=== What this task involves ===
Give back the full listing, character for character, with no pictures.

=== Raw records ===
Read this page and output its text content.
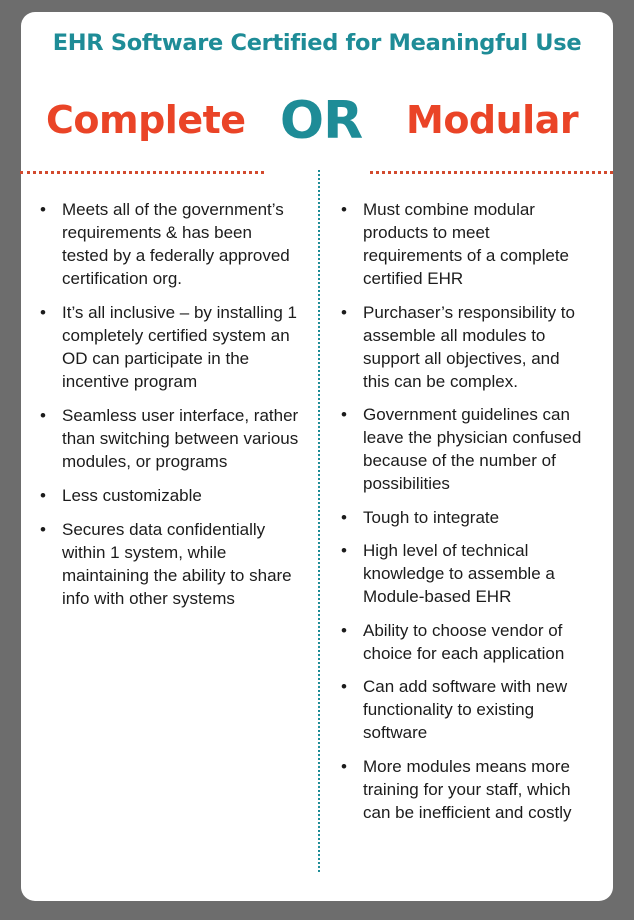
EHR Software Certified for Meaningful Use
Complete OR Modular
• Meets all of the government’s requirements & has been tested by a federally approved certification org.
• It’s all inclusive – by installing 1 completely certified system an OD can participate in the incentive program
• Seamless user interface, rather than switching between various modules, or programs
• Less customizable
• Secures data confidentially within 1 system, while maintaining the ability to share info with other systems
• Must combine modular products to meet requirements of a complete certified EHR
• Purchaser’s responsibility to assemble all modules to support all objectives, and this can be complex.
• Government guidelines can leave the physician confused because of the number of possibilities
• Tough to integrate
• High level of technical knowledge to assemble a Module-based EHR
• Ability to choose vendor of choice for each application
• Can add software with new functionality to existing software
• More modules means more training for your staff, which can be inefficient and costly
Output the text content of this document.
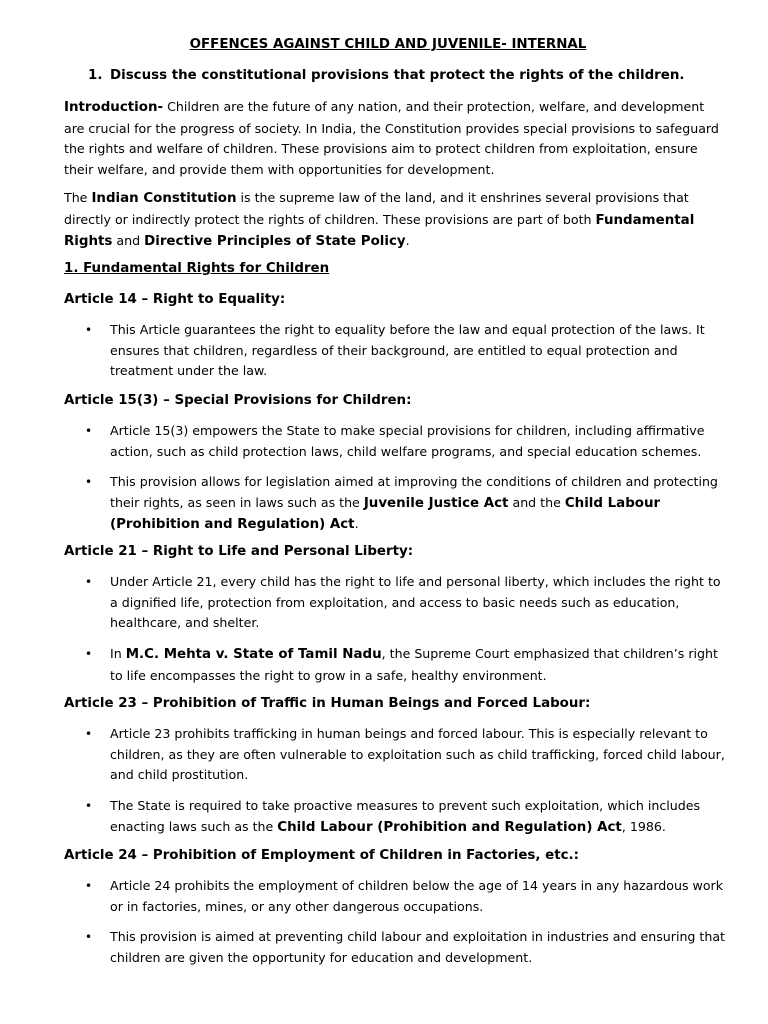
OFFENCES AGAINST CHILD AND JUVENILE- INTERNAL
1. Discuss the constitutional provisions that protect the rights of the children.

Introduction- Children are the future of any nation, and their protection, welfare, and development are crucial for the progress of society. In India, the Constitution provides special provisions to safeguard the rights and welfare of children. These provisions aim to protect children from exploitation, ensure their welfare, and provide them with opportunities for development.

The Indian Constitution is the supreme law of the land, and it enshrines several provisions that directly or indirectly protect the rights of children. These provisions are part of both Fundamental Rights and Directive Principles of State Policy.

1. Fundamental Rights for Children
Article 14 – Right to Equality:
•	This Article guarantees the right to equality before the law and equal protection of the laws. It ensures that children, regardless of their background, are entitled to equal protection and treatment under the law.
Article 15(3) – Special Provisions for Children:
•	Article 15(3) empowers the State to make special provisions for children, including affirmative action, such as child protection laws, child welfare programs, and special education schemes.
•	This provision allows for legislation aimed at improving the conditions of children and protecting their rights, as seen in laws such as the Juvenile Justice Act and the Child Labour (Prohibition and Regulation) Act.
Article 21 – Right to Life and Personal Liberty:
•	Under Article 21, every child has the right to life and personal liberty, which includes the right to a dignified life, protection from exploitation, and access to basic needs such as education, healthcare, and shelter.
•	In M.C. Mehta v. State of Tamil Nadu, the Supreme Court emphasized that children’s right to life encompasses the right to grow in a safe, healthy environment.
Article 23 – Prohibition of Traffic in Human Beings and Forced Labour:
•	Article 23 prohibits trafficking in human beings and forced labour. This is especially relevant to children, as they are often vulnerable to exploitation such as child trafficking, forced child labour, and child prostitution.
•	The State is required to take proactive measures to prevent such exploitation, which includes enacting laws such as the Child Labour (Prohibition and Regulation) Act, 1986.
Article 24 – Prohibition of Employment of Children in Factories, etc.:
•	Article 24 prohibits the employment of children below the age of 14 years in any hazardous work or in factories, mines, or any other dangerous occupations.
•	This provision is aimed at preventing child labour and exploitation in industries and ensuring that children are given the opportunity for education and development.
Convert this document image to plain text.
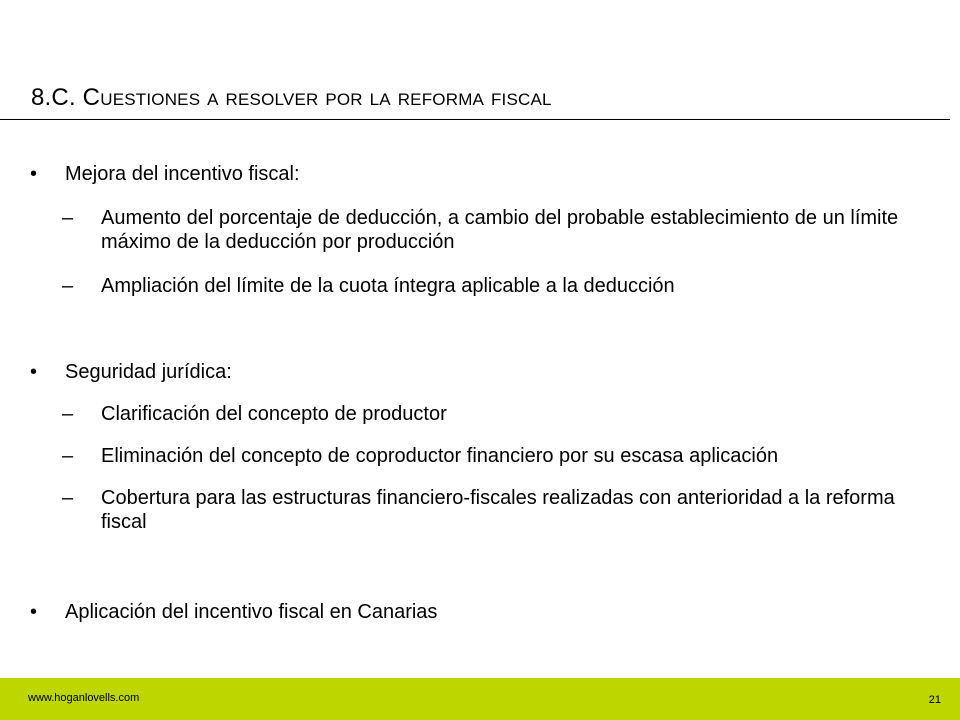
8.C. Cuestiones a resolver por la reforma fiscal
•	Mejora del incentivo fiscal:
–	Aumento del porcentaje de deducción, a cambio del probable establecimiento de un límite máximo de la deducción por producción
–	Ampliación del límite de la cuota íntegra aplicable a la deducción
•	Seguridad jurídica:
–	Clarificación del concepto de productor
–	Eliminación del concepto de coproductor financiero por su escasa aplicación
–	Cobertura para las estructuras financiero-fiscales realizadas con anterioridad a la reforma fiscal
•	Aplicación del incentivo fiscal en Canarias
www.hoganlovells.com	21
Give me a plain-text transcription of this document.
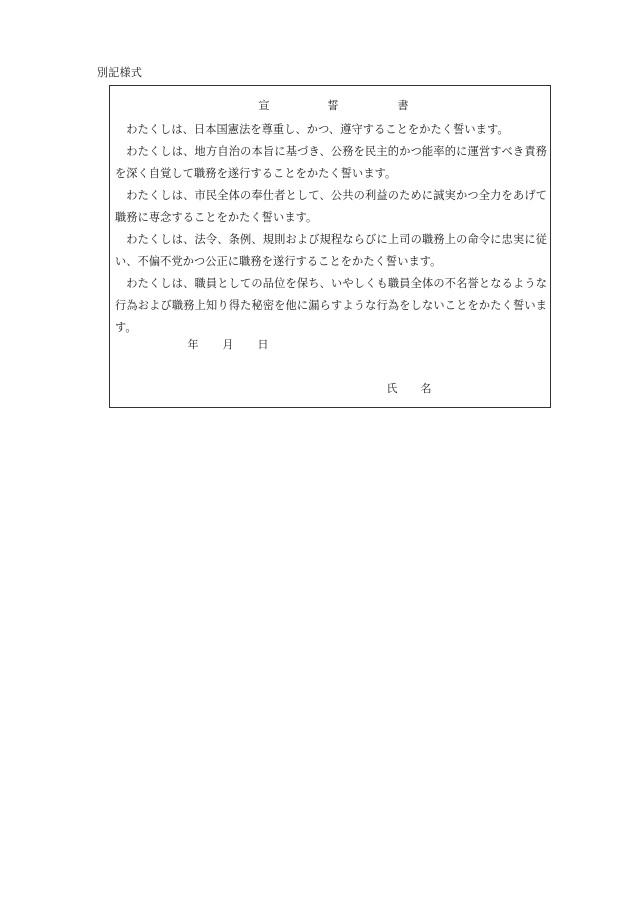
別記様式
宣	誓	書

わたくしは、日本国憲法を尊重し、かつ、遵守することをかたく誓います。

わたくしは、地方自治の本旨に基づき、公務を民主的かつ能率的に運営すべき責務を深く自覚して職務を遂行することをかたく誓います。

わたくしは、市民全体の奉仕者として、公共の利益のために誠実かつ全力をあげて職務に専念することをかたく誓います。

わたくしは、法令、条例、規則および規程ならびに上司の職務上の命令に忠実に従い、不偏不党かつ公正に職務を遂行することをかたく誓います。

わたくしは、職員としての品位を保ち、いやしくも職員全体の不名誉となるような行為および職務上知り得た秘密を他に漏らすような行為をしないことをかたく誓います。

年 月 日
氏 名
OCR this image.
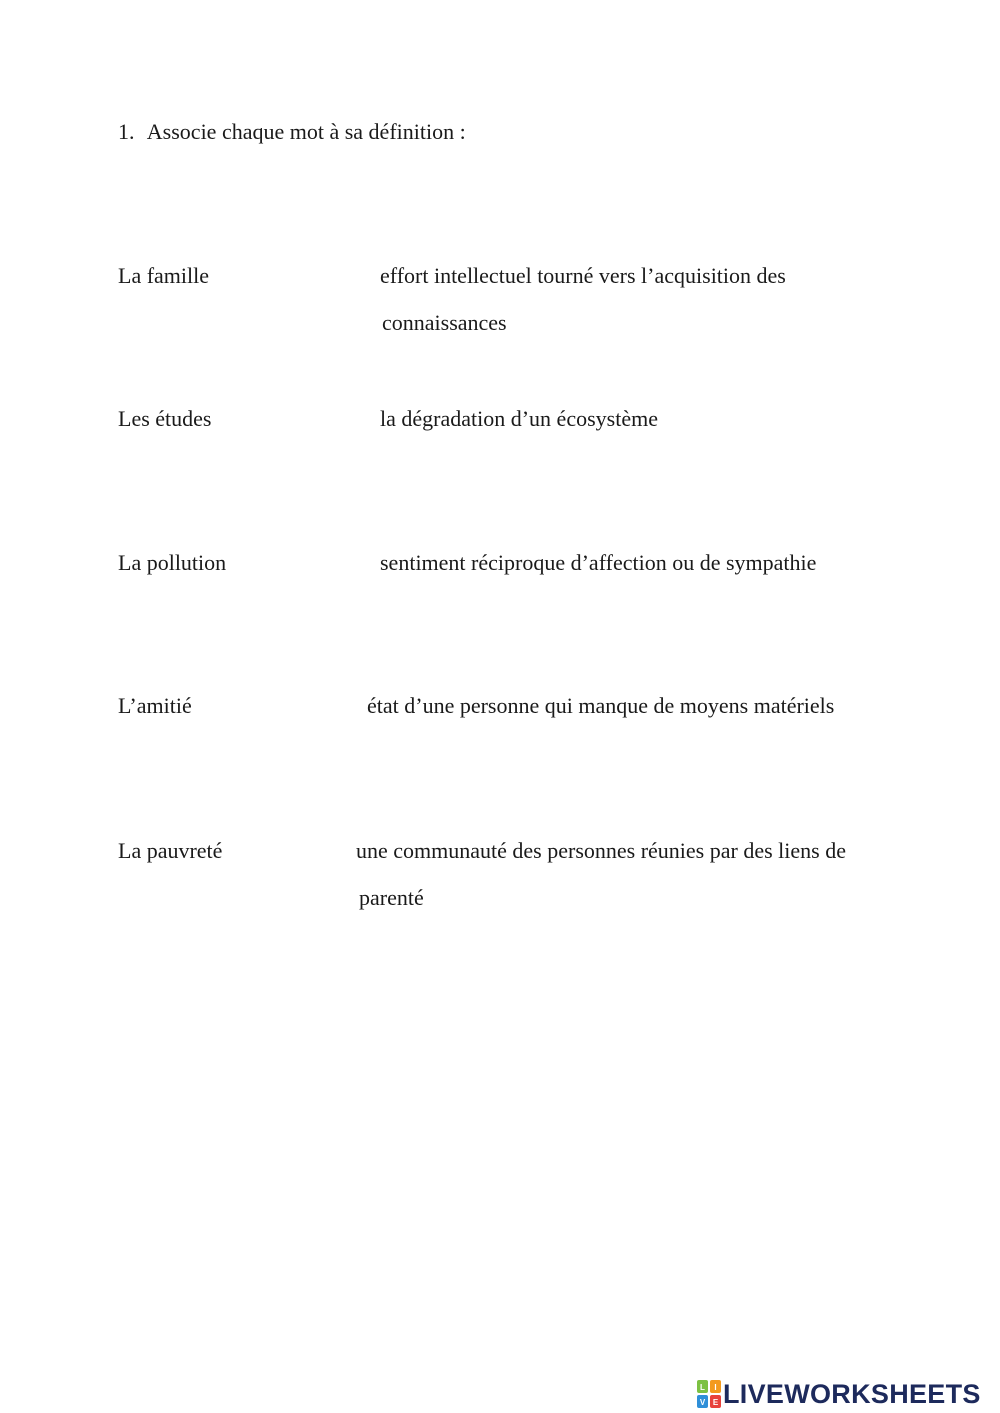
1. Associe chaque mot à sa définition :
La famille
Les études
La pollution
L’amitié
La pauvreté
effort intellectuel tourné vers l’acquisition des
connaissances
la dégradation d’un écosystème
sentiment réciproque d’affection ou de sympathie
état d’une personne qui manque de moyens matériels
une communauté des personnes réunies par des liens de
parenté
L I
V E LIVEWORKSHEETS
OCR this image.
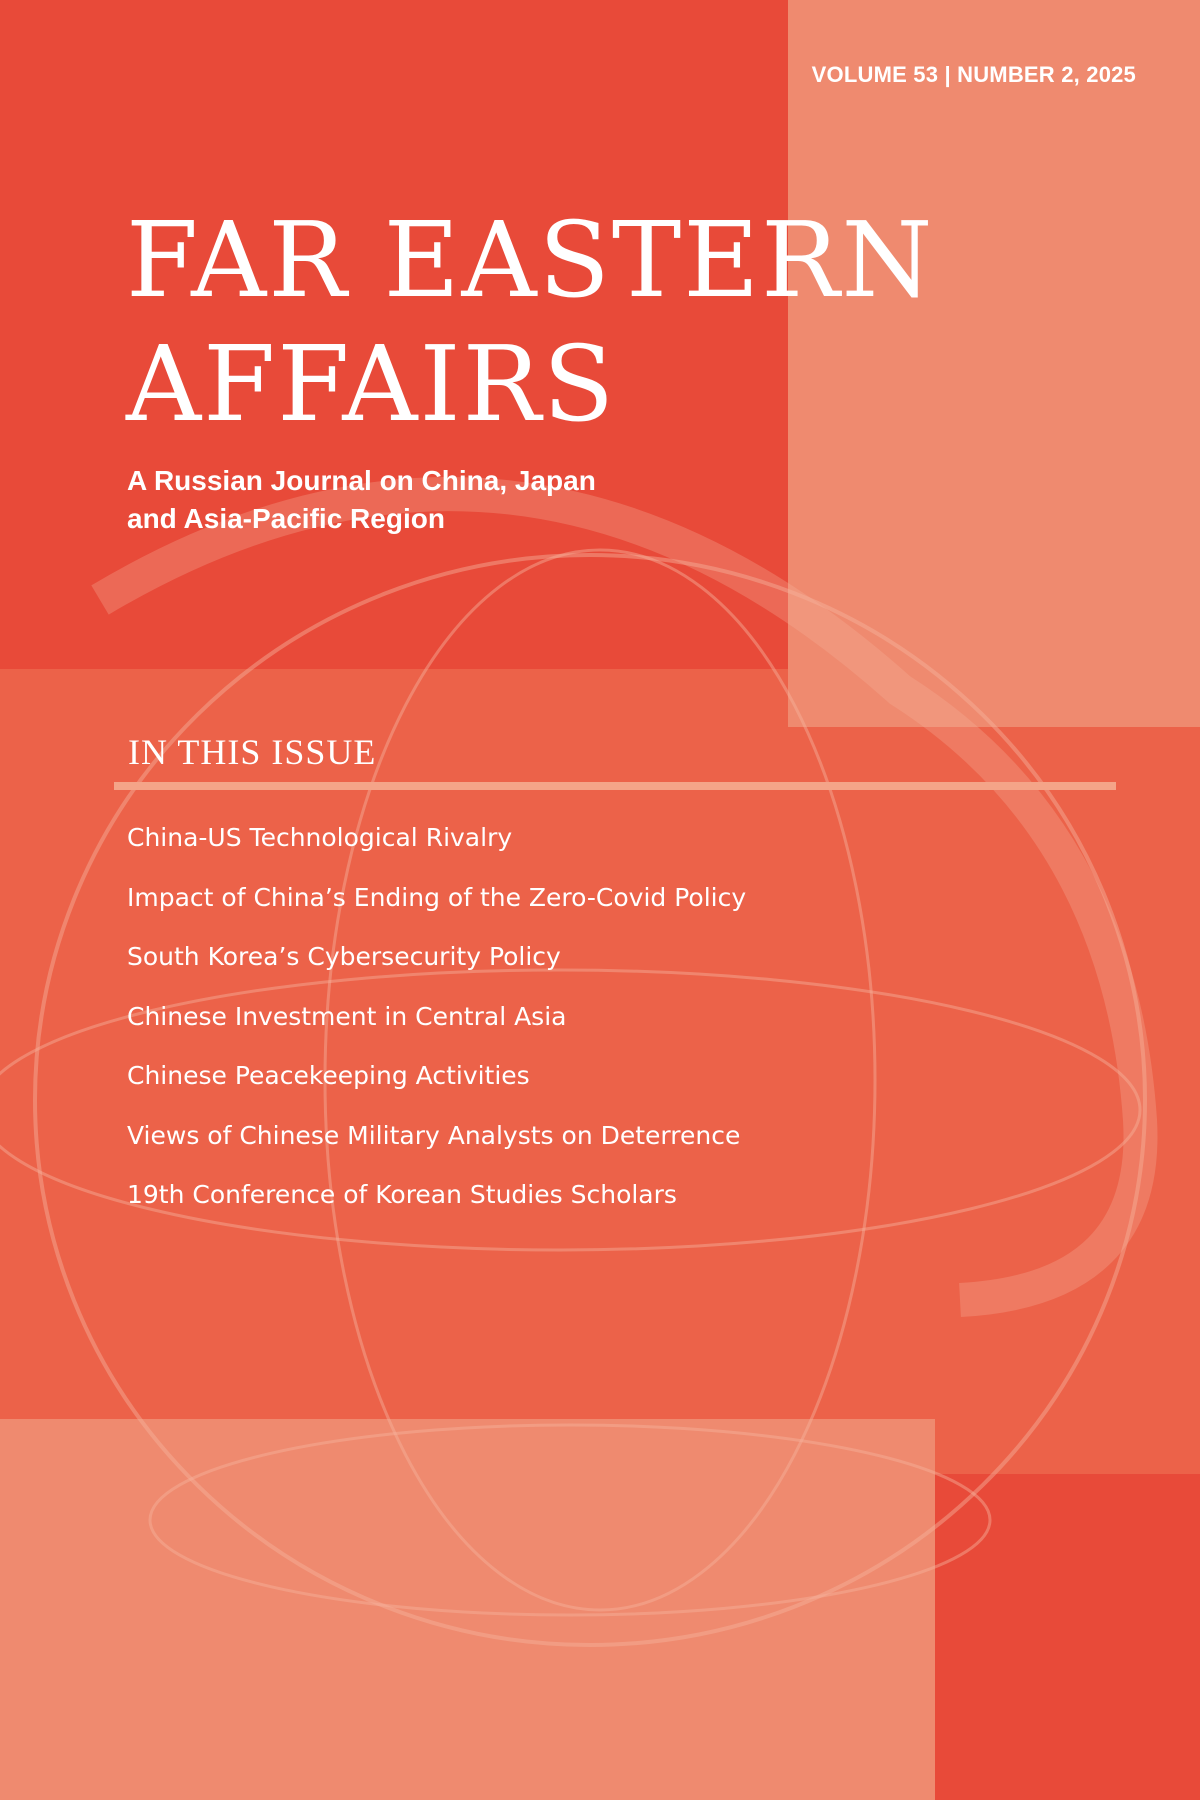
VOLUME 53 | NUMBER 2, 2025
FAR EASTERN
AFFAIRS
A Russian Journal on China, Japan
and Asia-Pacific Region
IN THIS ISSUE
China-US Technological Rivalry
Impact of China’s Ending of the Zero-Covid Policy
South Korea’s Cybersecurity Policy
Chinese Investment in Central Asia
Chinese Peacekeeping Activities
Views of Chinese Military Analysts on Deterrence
19th Conference of Korean Studies Scholars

=== The response ===
Read this page and output its text content.
EHR Software Certified for Meaningful Use
Complete OR Modular
• Meets all of the government’s requirements & has been tested by a federally approved certification org.
• It’s all inclusive – by installing 1 completely certified system an OD can participate in the incentive program
• Seamless user interface, rather than switching between various modules, or programs
• Less customizable
• Secures data confidentially within 1 system, while maintaining the ability to share info with other systems
• Must combine modular products to meet requirements of a complete certified EHR
• Purchaser’s responsibility to assemble all modules to support all objectives, and this can be complex.
• Government guidelines can leave the physician confused because of the number of possibilities
• Tough to integrate
• High level of technical knowledge to assemble a Module-based EHR
• Ability to choose vendor of choice for each application
• Can add software with new functionality to existing software
• More modules means more training for your staff, which can be inefficient and costly
Output the text content of this document.
OFFENCES AGAINST CHILD AND JUVENILE- INTERNAL
1. Discuss the constitutional provisions that protect the rights of the children.

Introduction- Children are the future of any nation, and their protection, welfare, and development are crucial for the progress of society. In India, the Constitution provides special provisions to safeguard the rights and welfare of children. These provisions aim to protect children from exploitation, ensure their welfare, and provide them with opportunities for development.

The Indian Constitution is the supreme law of the land, and it enshrines several provisions that directly or indirectly protect the rights of children. These provisions are part of both Fundamental Rights and Directive Principles of State Policy.

1. Fundamental Rights for Children
Article 14 – Right to Equality:
•	This Article guarantees the right to equality before the law and equal protection of the laws. It ensures that children, regardless of their background, are entitled to equal protection and treatment under the law.
Article 15(3) – Special Provisions for Children:
•	Article 15(3) empowers the State to make special provisions for children, including affirmative action, such as child protection laws, child welfare programs, and special education schemes.
•	This provision allows for legislation aimed at improving the conditions of children and protecting their rights, as seen in laws such as the Juvenile Justice Act and the Child Labour (Prohibition and Regulation) Act.
Article 21 – Right to Life and Personal Liberty:
•	Under Article 21, every child has the right to life and personal liberty, which includes the right to a dignified life, protection from exploitation, and access to basic needs such as education, healthcare, and shelter.
•	In M.C. Mehta v. State of Tamil Nadu, the Supreme Court emphasized that children’s right to life encompasses the right to grow in a safe, healthy environment.
Article 23 – Prohibition of Traffic in Human Beings and Forced Labour:
•	Article 23 prohibits trafficking in human beings and forced labour. This is especially relevant to children, as they are often vulnerable to exploitation such as child trafficking, forced child labour, and child prostitution.
•	The State is required to take proactive measures to prevent such exploitation, which includes enacting laws such as the Child Labour (Prohibition and Regulation) Act, 1986.
Article 24 – Prohibition of Employment of Children in Factories, etc.:
•	Article 24 prohibits the employment of children below the age of 14 years in any hazardous work or in factories, mines, or any other dangerous occupations.
•	This provision is aimed at preventing child labour and exploitation in industries and ensuring that children are given the opportunity for education and development.
Convert this document image to plain text.
8.C. Cuestiones a resolver por la reforma fiscal
•	Mejora del incentivo fiscal:
–	Aumento del porcentaje de deducción, a cambio del probable establecimiento de un límite máximo de la deducción por producción
–	Ampliación del límite de la cuota íntegra aplicable a la deducción
•	Seguridad jurídica:
–	Clarificación del concepto de productor
–	Eliminación del concepto de coproductor financiero por su escasa aplicación
–	Cobertura para las estructuras financiero-fiscales realizadas con anterioridad a la reforma fiscal
•	Aplicación del incentivo fiscal en Canarias
www.hoganlovells.com	21
Give me a plain-text transcription of this document.
別記様式
宣	誓	書

わたくしは、日本国憲法を尊重し、かつ、遵守することをかたく誓います。

わたくしは、地方自治の本旨に基づき、公務を民主的かつ能率的に運営すべき責務を深く自覚して職務を遂行することをかたく誓います。

わたくしは、市民全体の奉仕者として、公共の利益のために誠実かつ全力をあげて職務に専念することをかたく誓います。

わたくしは、法令、条例、規則および規程ならびに上司の職務上の命令に忠実に従い、不偏不党かつ公正に職務を遂行することをかたく誓います。

わたくしは、職員としての品位を保ち、いやしくも職員全体の不名誉となるような行為および職務上知り得た秘密を他に漏らすような行為をしないことをかたく誓います。

年 月 日
氏 名
OCR this image.
1. Associe chaque mot à sa définition :
La famille
Les études
La pollution
L’amitié
La pauvreté
effort intellectuel tourné vers l’acquisition des
connaissances
la dégradation d’un écosystème
sentiment réciproque d’affection ou de sympathie
état d’une personne qui manque de moyens matériels
une communauté des personnes réunies par des liens de
parenté
L I
V E LIVEWORKSHEETS
OCR this image.
VOLUME 53 | NUMBER 2, 2025
FAR EASTERN
AFFAIRS
A Russian Journal on China, Japan
and Asia-Pacific Region
IN THIS ISSUE
China-US Technological Rivalry
Impact of China’s Ending of the Zero-Covid Policy
South Korea’s Cybersecurity Policy
Chinese Investment in Central Asia
Chinese Peacekeeping Activities
Views of Chinese Military Analysts on Deterrence
19th Conference of Korean Studies Scholars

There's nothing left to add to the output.